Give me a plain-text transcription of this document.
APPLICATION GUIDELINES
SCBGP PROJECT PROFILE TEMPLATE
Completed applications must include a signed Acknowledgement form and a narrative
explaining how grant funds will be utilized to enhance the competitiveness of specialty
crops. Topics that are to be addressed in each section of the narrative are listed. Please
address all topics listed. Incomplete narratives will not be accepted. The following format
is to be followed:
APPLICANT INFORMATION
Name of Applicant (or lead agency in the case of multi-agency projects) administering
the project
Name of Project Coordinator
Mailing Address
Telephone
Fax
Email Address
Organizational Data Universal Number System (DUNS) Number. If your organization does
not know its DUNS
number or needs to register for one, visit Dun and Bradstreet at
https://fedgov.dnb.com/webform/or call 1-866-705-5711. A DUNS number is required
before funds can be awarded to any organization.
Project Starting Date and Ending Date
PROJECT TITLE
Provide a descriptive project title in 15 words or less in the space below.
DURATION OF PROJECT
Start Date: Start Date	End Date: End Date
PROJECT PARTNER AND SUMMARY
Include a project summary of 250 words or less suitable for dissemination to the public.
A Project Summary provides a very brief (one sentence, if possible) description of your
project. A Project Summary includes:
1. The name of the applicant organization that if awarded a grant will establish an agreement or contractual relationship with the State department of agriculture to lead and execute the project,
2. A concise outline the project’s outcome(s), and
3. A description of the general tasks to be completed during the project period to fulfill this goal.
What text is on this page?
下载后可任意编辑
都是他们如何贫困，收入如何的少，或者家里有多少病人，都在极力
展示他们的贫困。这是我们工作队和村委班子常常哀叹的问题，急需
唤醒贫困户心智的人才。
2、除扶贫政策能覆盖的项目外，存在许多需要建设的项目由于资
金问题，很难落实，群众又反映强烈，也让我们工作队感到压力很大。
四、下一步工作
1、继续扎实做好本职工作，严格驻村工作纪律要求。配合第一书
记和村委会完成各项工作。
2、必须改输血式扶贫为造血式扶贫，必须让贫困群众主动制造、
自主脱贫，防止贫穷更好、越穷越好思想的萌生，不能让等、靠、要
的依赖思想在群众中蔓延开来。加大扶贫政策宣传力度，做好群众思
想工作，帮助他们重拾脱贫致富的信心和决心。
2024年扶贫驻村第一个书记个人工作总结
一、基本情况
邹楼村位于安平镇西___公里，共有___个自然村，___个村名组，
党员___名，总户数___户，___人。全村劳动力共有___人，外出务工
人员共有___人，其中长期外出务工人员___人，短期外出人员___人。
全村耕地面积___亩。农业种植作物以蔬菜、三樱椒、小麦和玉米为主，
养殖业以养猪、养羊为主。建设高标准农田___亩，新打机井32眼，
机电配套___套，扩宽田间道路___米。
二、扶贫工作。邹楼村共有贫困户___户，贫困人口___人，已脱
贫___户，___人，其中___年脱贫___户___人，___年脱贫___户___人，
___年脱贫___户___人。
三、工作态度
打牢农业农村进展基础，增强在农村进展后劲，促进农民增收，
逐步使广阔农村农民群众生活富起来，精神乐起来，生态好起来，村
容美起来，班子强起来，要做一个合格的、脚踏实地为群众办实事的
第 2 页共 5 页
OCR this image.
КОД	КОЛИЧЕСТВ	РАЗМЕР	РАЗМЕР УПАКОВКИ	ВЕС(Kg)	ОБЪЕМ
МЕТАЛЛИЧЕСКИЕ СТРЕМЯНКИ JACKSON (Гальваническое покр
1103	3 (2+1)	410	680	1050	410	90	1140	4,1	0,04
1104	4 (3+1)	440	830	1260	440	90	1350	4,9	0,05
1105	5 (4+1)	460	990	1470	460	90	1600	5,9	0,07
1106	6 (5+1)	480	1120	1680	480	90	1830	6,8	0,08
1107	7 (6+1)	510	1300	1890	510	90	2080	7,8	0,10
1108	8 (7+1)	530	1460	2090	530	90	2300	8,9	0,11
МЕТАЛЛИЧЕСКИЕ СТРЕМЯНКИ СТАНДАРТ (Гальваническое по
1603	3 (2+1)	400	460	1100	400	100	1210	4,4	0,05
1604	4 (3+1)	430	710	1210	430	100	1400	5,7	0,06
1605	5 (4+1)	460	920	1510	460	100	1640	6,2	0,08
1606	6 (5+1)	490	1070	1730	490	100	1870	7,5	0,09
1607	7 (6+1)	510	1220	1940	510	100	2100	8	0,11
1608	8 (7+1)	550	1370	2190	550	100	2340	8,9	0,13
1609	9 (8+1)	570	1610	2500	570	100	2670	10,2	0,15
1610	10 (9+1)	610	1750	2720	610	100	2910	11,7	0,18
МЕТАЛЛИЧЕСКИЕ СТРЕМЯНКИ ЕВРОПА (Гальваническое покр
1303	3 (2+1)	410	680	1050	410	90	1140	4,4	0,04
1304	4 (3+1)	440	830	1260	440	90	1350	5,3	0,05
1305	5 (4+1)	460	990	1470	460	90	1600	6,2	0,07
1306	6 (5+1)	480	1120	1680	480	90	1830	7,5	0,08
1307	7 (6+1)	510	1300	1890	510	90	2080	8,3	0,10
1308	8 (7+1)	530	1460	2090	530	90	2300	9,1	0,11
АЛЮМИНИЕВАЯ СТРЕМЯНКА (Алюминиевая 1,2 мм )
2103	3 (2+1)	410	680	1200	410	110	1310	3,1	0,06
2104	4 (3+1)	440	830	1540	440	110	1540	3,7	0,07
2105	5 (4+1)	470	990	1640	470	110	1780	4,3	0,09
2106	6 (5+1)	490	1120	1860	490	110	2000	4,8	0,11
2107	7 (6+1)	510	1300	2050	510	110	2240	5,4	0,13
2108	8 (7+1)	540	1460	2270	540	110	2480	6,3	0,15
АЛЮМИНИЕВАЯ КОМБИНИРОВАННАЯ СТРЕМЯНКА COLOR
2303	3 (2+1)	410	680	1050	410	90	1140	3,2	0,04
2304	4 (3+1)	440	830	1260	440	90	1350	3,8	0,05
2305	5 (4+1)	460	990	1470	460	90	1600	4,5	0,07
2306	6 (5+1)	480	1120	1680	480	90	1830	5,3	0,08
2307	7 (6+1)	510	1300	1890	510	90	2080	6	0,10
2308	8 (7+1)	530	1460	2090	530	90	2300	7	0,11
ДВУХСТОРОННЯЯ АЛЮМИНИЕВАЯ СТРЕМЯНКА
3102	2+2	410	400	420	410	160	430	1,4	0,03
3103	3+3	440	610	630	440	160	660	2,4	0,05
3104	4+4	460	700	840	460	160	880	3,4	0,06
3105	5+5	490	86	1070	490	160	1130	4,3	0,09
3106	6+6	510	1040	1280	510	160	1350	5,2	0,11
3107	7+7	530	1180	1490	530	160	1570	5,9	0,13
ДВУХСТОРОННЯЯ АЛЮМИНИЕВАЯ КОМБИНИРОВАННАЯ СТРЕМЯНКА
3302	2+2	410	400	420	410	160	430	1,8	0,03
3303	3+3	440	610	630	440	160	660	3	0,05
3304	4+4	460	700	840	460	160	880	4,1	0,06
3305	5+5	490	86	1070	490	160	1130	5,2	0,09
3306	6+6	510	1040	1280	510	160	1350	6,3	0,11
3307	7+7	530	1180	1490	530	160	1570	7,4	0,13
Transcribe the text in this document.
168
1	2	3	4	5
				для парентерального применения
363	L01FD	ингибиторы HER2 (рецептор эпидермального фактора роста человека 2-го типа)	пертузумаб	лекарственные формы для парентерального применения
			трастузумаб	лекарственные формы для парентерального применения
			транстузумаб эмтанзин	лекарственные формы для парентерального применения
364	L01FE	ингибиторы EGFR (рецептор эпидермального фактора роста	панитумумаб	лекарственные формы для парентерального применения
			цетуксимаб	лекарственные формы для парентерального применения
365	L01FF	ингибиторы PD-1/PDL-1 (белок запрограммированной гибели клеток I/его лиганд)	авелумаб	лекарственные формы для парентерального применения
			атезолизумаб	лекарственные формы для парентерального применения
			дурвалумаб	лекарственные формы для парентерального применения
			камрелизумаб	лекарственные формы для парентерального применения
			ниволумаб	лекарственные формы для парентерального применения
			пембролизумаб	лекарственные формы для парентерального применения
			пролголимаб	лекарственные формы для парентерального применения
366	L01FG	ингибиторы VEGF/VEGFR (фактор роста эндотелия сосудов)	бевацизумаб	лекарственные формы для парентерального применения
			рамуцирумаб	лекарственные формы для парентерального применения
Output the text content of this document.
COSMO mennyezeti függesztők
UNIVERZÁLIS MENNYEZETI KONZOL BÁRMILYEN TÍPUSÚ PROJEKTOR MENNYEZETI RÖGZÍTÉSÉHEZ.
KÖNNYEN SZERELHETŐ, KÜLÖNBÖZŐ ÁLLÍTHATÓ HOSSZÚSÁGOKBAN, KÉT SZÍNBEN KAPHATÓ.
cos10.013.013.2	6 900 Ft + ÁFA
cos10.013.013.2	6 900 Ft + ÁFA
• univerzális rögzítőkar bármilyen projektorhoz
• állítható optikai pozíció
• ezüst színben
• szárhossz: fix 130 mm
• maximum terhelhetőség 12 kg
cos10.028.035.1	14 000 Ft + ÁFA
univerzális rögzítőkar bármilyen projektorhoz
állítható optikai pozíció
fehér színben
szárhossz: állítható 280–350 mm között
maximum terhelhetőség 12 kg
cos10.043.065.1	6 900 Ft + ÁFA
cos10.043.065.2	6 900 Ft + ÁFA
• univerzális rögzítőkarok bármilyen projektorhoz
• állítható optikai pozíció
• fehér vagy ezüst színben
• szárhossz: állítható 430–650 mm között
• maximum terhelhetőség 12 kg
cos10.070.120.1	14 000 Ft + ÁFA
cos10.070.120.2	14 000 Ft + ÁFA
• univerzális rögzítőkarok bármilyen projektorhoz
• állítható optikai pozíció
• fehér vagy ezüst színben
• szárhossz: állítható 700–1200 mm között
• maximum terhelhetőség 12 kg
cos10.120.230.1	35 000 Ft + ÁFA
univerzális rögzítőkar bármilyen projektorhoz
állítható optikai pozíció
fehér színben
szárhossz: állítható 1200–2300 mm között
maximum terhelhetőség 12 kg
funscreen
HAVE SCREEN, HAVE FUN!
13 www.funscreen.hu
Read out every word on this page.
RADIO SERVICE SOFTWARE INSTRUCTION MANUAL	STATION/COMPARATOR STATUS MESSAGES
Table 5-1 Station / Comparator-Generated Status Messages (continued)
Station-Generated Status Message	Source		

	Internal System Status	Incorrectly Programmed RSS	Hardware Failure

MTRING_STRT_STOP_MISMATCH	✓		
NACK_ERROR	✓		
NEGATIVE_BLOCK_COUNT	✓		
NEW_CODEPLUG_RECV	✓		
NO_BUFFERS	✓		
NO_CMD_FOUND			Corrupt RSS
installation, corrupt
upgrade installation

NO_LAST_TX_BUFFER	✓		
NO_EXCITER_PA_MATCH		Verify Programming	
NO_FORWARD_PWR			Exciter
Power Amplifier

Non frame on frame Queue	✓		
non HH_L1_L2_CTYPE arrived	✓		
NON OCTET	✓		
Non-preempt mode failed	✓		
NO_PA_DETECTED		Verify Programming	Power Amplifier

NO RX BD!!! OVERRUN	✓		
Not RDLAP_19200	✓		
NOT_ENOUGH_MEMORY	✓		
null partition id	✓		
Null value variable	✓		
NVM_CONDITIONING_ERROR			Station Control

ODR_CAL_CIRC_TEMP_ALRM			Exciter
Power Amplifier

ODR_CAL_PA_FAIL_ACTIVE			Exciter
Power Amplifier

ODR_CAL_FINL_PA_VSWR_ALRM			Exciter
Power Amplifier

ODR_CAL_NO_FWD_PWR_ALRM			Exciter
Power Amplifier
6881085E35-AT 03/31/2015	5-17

* _Task instructions_
Working from the material above, state how many lines contain "funds"; give only the number.

* _Exercise result_
2